• [TASKS]
(a) Write out the part of the message about NLS zip files that begins at the words "A book or magazine" and ends after the words "instead of a book.".
(b) Render this sentence from the message about NLS zip files into Spanish: "A book or magazine from the National Library Service is a simple zip file which does not have any directories within it."

Mass File Depression Maintaining Directory Structure

Rasmussen, Lloyd lras at loc.gov
Tue Jan 11 17:01:35 UTC 2011


A book or magazine from the National Library Service is a simple zip file which does not have any directories within it.  You could say that all of the files are at the root level within the zip container.  This is unlike ODT, Epub or Docx, which are much more complicated zip structures.

As long as the filenames are unchanged and the contents of one book remain within a given directory, the name of that directory does not matter to the NLS digital talking book player unless that directory is named "audio+podcasts", in which case the collection will be treated as audio files instead of a book.


Lloyd Rasmussen, Senior Project Engineer
National Library Service for the Blind and Physically Handicapped
Library of Congress   202-707-0535
http://www.loc.gov/nls
The preceding opinions are my own and do not necessarily reflect those of the Library of Congress, NLS.



-----Original Message-----
From: blinux-list-bounces at redhat.com [mailto:blinux-list-bounces at redhat.com] On Behalf Of Tim Chase
Sent: Tuesday, January 11, 2011 10:49 AM
To: Rasmussen, Lloyd; Linux for blind general discussion
Subject: Re: Mass File Depression Maintaining Directory Structure

> After reading "man zip", I am still not able to uncompress a load of 
> NLS books in the specific way required for the task I am working on.

I'm not familiar with the NLS zip structure which makes it hard to determine what you are trying to do.  The good news is that there's almost positively a straight-forward way to do what you want...I just need to understand what that is ::smile::


> I just want to uncompress the directory so it can be accessed by a 
> DB-player's software.

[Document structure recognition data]
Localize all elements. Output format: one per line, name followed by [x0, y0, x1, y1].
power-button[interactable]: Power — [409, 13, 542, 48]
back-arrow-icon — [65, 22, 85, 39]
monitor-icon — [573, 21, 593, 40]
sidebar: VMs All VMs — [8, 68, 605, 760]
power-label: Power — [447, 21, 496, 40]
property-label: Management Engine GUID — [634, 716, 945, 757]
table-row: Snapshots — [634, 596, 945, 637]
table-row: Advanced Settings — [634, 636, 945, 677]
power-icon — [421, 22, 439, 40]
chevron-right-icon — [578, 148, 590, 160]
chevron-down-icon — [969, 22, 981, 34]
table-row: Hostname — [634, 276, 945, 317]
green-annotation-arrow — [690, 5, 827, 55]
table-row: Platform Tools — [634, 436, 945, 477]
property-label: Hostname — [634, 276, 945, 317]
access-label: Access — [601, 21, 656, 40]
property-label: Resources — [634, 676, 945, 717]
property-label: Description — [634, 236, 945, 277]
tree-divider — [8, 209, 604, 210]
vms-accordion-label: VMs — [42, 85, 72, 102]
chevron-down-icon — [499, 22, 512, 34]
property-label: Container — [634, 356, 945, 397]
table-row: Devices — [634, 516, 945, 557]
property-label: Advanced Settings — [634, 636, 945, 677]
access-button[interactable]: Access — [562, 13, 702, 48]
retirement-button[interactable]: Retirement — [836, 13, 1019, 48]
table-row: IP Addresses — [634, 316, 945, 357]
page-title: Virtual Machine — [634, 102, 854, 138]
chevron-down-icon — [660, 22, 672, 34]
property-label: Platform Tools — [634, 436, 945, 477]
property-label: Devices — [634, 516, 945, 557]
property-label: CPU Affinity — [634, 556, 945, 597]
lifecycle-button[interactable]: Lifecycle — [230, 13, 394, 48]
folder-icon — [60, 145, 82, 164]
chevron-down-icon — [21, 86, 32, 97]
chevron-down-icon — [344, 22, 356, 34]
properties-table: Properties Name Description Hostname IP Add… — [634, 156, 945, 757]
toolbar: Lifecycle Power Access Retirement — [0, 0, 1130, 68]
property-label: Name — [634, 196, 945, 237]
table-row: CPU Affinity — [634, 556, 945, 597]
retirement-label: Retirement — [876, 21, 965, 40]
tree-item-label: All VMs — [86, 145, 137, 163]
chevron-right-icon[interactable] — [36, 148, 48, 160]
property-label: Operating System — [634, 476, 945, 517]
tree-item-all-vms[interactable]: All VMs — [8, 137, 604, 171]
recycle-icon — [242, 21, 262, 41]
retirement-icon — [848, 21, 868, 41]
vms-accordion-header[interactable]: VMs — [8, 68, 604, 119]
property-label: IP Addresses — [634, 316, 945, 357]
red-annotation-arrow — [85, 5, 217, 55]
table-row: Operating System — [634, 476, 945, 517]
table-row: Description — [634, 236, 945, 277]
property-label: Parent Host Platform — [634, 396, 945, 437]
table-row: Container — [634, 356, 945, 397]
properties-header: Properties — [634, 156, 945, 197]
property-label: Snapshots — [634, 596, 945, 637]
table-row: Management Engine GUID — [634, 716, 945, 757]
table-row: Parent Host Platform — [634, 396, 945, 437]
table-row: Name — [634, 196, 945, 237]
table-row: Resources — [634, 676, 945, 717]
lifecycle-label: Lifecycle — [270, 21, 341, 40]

• [YOUR WRITTEN ANSWERS]
(a)
A book or magazine from the National Library Service is a simple zip file which does not have any directories within it.  You could say that all of the files are at the root level within the zip container.  This is unlike ODT, Epub or Docx, which are much more complicated zip structures.

As long as the filenames are unchanged and the contents of one book remain within a given directory, the name of that directory does not matter to the NLS digital talking book player unless that directory is named "audio+podcasts", in which case the collection will be treated as audio files instead of a book.

(b) Un libro o una revista del National Library Service es un archivo zip sencillo que no contiene ningún directorio.